Job ▸
Identify each line in the records below that contains the word "type", and copy it.

Record excerpts ▸

Begin

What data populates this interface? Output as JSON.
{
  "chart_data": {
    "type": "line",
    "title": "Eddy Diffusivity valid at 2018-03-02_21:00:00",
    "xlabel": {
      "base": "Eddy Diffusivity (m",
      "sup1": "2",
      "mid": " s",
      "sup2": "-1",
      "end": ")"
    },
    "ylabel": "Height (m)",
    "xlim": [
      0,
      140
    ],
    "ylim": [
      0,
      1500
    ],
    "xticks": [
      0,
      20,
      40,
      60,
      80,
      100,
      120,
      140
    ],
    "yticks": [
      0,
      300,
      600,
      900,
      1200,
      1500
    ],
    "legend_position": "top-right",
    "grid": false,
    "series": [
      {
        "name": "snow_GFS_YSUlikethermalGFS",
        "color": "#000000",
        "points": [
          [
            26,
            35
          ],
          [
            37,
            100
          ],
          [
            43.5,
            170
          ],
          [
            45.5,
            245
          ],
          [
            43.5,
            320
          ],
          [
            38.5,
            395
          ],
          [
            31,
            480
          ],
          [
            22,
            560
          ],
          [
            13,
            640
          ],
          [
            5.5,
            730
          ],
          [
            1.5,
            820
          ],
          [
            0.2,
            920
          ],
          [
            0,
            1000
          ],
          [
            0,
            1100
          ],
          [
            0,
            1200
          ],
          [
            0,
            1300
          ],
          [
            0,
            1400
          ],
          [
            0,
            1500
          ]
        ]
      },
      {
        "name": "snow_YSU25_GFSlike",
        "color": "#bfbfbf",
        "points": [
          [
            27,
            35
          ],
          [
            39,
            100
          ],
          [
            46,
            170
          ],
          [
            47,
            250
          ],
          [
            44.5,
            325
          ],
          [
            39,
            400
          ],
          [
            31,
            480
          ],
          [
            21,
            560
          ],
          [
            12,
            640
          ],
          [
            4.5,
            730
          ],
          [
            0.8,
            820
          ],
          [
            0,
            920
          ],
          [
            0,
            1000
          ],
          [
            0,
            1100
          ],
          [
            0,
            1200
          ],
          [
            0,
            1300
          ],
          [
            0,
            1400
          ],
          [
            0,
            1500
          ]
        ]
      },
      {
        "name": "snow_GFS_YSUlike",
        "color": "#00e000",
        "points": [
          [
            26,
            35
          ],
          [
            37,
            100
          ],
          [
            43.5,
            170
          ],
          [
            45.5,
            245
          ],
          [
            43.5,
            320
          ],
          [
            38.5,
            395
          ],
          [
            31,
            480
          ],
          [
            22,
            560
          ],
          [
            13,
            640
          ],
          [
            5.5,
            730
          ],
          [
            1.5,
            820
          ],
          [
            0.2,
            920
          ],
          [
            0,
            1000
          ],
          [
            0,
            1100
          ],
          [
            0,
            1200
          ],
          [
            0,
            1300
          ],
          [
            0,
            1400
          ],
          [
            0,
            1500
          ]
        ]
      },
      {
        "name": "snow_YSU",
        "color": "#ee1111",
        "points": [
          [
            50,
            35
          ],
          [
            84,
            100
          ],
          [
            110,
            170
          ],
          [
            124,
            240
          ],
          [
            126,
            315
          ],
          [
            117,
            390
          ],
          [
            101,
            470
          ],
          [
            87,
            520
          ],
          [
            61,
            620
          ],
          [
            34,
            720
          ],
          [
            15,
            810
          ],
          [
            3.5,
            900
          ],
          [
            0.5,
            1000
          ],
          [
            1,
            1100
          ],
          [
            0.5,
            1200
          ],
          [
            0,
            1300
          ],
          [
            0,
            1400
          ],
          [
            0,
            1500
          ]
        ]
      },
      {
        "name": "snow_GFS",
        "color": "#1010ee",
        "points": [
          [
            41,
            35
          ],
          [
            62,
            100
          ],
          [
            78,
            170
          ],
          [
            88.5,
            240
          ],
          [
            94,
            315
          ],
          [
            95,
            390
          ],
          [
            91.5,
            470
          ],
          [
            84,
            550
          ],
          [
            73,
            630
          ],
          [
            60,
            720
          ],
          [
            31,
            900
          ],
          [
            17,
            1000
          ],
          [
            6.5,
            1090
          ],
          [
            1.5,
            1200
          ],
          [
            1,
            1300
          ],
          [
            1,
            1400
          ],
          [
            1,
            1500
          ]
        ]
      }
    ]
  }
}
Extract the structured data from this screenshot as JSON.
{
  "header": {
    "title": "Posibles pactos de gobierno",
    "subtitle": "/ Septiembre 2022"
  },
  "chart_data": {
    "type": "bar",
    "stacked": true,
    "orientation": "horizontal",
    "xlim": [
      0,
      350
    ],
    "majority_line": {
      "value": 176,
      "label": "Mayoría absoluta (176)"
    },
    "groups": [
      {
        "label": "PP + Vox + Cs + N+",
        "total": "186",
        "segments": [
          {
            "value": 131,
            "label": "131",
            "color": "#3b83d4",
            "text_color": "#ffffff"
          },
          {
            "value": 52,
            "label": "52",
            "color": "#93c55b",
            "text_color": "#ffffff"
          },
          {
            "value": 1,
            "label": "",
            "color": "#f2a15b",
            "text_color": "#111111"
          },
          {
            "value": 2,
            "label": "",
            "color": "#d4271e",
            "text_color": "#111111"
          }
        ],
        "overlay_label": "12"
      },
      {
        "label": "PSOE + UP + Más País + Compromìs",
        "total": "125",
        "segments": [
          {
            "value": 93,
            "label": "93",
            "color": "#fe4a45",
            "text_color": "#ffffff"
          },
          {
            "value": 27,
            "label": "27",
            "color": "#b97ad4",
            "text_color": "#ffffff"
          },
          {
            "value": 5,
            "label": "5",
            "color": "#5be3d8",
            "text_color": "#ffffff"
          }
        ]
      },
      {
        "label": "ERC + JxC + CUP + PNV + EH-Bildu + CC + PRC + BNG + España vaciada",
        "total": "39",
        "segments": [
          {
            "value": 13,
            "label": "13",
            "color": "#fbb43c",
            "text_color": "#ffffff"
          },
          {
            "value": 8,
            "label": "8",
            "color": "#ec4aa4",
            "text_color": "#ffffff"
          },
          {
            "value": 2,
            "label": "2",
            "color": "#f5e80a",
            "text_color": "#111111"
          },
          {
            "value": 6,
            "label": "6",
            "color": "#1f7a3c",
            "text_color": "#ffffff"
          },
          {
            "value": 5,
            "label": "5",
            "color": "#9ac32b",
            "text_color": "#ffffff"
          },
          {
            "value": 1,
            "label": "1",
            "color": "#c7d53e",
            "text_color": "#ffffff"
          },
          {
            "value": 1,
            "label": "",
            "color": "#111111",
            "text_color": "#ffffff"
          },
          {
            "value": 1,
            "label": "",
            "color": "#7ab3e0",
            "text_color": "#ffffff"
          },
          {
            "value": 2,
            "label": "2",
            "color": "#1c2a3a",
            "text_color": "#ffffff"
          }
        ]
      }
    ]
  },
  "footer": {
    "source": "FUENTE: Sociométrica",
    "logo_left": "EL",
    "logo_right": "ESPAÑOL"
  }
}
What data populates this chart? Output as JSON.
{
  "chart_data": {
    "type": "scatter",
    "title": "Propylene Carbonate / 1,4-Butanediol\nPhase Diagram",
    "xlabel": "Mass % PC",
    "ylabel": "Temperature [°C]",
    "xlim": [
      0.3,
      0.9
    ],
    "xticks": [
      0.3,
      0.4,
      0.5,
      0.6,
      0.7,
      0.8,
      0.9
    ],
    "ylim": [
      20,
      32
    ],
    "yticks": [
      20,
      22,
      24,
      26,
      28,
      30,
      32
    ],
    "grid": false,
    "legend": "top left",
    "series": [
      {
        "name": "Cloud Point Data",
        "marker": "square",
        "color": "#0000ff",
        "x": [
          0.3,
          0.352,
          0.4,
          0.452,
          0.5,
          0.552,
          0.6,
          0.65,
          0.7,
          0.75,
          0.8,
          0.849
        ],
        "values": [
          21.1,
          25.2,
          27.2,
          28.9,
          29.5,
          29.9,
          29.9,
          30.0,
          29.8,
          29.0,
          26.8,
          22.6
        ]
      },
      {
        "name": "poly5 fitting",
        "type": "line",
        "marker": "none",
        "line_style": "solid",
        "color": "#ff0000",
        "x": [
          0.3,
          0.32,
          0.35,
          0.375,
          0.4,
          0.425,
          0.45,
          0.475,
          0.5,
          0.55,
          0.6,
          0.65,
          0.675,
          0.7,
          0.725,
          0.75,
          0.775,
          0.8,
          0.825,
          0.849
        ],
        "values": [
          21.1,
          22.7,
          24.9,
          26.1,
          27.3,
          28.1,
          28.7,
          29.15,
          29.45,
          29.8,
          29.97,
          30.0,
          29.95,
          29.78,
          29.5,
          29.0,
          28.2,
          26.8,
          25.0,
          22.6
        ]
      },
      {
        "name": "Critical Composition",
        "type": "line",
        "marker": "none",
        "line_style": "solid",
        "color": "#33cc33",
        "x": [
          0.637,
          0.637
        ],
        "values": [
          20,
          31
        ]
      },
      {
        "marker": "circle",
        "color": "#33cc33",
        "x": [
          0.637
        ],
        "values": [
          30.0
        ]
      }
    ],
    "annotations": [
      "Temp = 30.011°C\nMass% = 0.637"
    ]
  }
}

End

Task answer ▸
    "type": "line",
    "type": "bar",
    "type": "scatter",
        "type": "line",
        "type": "line",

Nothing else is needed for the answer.